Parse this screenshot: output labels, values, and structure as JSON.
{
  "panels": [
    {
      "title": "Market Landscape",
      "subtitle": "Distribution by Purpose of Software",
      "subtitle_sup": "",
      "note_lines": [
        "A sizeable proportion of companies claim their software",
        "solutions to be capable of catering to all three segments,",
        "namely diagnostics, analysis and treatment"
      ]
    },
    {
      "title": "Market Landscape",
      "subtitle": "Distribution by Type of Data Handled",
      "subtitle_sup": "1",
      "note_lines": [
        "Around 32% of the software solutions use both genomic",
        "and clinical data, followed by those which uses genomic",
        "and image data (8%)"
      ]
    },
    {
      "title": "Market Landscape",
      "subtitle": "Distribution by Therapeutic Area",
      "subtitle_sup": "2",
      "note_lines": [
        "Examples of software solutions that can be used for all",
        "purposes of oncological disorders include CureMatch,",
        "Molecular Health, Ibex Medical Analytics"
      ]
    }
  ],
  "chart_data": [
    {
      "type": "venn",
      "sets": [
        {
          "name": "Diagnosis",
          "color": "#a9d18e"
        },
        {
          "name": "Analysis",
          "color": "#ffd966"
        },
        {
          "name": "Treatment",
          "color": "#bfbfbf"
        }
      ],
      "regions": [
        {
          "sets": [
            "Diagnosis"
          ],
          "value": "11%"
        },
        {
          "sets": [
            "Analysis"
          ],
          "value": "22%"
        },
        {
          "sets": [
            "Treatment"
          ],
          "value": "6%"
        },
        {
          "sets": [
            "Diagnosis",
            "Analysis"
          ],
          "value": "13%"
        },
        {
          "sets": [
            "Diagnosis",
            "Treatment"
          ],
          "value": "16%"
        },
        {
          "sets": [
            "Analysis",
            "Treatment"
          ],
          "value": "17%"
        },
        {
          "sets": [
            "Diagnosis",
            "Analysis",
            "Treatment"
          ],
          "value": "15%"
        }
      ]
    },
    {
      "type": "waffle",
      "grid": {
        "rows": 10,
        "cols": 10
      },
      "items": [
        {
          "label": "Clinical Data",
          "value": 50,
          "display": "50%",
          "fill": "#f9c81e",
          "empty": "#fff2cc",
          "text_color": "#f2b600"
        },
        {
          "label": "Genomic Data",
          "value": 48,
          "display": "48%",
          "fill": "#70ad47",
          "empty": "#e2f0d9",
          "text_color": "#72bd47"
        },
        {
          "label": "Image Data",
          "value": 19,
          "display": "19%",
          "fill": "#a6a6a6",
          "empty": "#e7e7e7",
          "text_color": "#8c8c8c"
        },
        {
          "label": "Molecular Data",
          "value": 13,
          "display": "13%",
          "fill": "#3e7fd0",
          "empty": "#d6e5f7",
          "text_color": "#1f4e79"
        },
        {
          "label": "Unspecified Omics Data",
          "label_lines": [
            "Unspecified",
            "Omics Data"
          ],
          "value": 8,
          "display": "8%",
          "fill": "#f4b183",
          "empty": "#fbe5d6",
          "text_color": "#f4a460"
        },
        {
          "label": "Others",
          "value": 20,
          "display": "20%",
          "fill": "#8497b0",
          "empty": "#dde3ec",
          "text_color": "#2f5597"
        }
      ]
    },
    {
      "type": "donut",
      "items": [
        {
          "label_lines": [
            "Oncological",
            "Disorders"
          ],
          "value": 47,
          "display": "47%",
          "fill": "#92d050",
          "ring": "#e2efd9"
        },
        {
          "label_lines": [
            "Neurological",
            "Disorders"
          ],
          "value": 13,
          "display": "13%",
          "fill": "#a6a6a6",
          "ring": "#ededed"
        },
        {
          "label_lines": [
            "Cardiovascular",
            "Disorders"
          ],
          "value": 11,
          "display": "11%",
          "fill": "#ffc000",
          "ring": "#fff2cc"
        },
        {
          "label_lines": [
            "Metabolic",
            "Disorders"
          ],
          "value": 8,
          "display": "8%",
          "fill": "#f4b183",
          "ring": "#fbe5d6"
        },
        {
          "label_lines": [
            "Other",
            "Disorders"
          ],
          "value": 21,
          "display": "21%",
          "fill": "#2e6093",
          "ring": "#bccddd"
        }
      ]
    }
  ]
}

Directions
Reproduce each line from the data that has "empty" in it.

Your response
          "empty": "#fff2cc",
          "empty": "#e2f0d9",
          "empty": "#e7e7e7",
          "empty": "#d6e5f7",
          "empty": "#fbe5d6",
          "empty": "#dde3ec",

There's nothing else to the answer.